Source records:

□ □ □ □ □

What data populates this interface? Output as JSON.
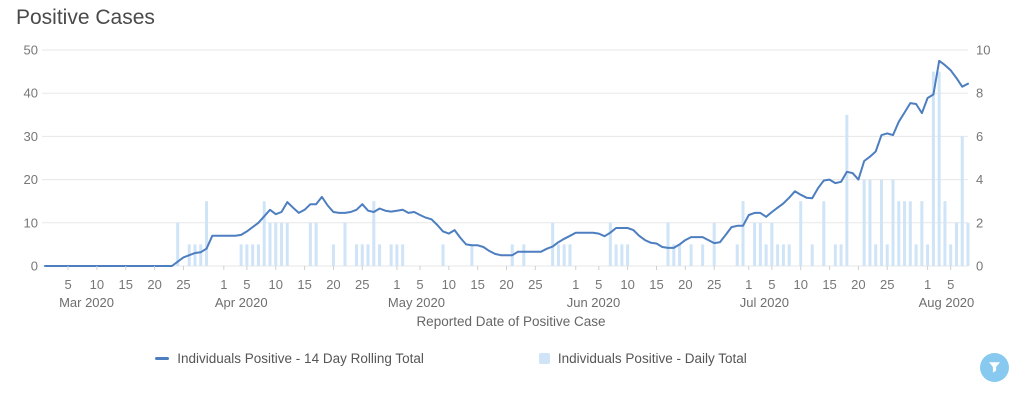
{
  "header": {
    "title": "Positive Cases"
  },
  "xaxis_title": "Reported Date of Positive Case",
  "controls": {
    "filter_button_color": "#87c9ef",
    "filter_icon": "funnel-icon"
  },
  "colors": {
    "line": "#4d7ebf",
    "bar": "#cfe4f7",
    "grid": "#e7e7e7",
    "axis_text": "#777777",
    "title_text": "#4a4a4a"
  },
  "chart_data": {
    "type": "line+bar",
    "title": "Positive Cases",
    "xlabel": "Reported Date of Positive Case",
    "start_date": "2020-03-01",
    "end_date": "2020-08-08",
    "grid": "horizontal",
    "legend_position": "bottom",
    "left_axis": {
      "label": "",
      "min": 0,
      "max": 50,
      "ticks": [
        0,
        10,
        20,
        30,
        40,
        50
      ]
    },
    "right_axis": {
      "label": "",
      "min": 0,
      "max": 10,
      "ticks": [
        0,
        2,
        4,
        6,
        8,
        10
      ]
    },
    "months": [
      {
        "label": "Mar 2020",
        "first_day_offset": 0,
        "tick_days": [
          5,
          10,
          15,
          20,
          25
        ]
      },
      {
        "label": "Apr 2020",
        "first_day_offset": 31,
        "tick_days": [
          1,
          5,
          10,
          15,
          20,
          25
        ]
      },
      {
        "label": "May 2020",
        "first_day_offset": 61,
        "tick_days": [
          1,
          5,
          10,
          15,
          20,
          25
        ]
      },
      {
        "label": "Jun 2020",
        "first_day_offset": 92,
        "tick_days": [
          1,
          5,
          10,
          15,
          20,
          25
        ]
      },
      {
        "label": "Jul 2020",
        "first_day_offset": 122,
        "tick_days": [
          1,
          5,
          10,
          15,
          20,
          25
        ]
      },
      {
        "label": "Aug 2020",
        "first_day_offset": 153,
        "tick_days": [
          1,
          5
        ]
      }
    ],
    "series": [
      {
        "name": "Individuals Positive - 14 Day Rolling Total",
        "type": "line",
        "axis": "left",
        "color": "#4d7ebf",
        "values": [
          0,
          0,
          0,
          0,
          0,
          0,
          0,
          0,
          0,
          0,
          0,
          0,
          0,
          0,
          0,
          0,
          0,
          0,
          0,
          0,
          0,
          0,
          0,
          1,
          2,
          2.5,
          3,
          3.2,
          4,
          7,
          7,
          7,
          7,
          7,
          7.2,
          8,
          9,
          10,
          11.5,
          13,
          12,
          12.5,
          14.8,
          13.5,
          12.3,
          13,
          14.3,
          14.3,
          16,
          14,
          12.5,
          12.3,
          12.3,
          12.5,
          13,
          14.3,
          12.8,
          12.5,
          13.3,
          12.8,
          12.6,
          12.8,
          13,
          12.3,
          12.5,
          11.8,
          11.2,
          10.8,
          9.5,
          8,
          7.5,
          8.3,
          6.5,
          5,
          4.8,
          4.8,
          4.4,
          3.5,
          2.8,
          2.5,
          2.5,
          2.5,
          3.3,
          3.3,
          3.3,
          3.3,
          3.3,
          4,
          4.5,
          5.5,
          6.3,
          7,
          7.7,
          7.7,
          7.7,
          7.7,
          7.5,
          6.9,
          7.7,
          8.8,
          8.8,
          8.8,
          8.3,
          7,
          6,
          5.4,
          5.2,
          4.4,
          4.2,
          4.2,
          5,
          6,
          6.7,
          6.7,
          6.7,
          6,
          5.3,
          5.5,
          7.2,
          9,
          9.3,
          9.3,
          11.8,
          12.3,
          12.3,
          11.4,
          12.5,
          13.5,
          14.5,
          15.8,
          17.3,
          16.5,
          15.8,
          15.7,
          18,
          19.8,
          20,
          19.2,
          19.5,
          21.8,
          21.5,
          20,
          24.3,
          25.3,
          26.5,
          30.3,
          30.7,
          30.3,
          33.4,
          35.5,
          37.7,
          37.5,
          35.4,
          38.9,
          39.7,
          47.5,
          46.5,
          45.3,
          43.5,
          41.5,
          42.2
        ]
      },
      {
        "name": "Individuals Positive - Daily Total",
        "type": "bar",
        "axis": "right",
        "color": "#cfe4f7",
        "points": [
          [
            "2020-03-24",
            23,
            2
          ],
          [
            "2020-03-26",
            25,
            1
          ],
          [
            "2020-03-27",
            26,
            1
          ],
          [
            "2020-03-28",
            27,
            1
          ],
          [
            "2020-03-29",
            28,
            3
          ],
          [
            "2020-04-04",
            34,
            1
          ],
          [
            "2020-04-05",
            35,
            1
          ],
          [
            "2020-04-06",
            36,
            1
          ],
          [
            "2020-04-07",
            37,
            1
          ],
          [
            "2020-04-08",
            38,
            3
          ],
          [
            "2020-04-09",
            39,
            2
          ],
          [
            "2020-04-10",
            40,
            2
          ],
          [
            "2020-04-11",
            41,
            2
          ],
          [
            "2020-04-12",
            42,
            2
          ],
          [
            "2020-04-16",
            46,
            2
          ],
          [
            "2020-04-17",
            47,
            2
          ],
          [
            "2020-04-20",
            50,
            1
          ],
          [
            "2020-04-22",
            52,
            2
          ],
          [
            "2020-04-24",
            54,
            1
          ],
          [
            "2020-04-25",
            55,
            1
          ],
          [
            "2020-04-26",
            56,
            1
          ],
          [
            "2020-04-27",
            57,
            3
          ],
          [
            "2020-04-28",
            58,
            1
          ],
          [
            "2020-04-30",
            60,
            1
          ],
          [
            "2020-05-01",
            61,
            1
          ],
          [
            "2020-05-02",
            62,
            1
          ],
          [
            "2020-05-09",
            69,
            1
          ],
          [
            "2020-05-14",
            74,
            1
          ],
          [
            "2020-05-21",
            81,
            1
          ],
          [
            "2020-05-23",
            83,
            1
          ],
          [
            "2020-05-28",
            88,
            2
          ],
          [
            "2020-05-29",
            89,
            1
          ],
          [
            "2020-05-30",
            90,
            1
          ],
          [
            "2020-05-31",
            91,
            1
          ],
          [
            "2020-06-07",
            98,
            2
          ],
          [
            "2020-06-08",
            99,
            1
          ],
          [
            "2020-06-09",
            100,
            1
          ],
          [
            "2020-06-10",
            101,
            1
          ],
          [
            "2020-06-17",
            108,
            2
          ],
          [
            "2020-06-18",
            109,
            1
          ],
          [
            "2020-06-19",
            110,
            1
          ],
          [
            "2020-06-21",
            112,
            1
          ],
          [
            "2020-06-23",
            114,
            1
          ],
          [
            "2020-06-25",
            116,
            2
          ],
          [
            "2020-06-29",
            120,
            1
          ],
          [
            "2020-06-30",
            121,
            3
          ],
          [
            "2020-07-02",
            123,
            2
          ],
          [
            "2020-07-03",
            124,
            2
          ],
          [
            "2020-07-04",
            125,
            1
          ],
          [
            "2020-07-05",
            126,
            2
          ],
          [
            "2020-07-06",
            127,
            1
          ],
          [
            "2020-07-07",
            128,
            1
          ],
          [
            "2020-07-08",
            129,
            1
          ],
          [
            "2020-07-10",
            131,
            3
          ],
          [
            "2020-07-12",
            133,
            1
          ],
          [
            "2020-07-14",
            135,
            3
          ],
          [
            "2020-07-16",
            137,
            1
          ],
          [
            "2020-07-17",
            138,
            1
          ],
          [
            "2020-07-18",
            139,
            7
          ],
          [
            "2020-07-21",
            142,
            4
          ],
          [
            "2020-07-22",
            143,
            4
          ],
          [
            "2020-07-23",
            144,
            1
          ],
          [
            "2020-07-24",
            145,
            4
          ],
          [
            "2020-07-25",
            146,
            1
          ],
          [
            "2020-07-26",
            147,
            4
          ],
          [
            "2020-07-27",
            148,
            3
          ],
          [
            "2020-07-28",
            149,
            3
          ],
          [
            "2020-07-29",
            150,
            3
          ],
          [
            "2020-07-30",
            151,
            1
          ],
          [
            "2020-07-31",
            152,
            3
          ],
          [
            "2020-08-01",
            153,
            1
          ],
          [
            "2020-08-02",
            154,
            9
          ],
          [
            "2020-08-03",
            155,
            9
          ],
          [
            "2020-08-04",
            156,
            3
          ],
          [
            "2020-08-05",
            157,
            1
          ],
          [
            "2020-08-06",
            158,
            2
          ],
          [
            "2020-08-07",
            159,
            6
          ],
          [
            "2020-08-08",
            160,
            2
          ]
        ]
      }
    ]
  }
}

□ □ □ □ □

## Exercise goal:
Copy every line of the listing that contains the word "Total".

## Full output:
        "name": "Individuals Positive - 14 Day Rolling Total",
        "name": "Individuals Positive - Daily Total",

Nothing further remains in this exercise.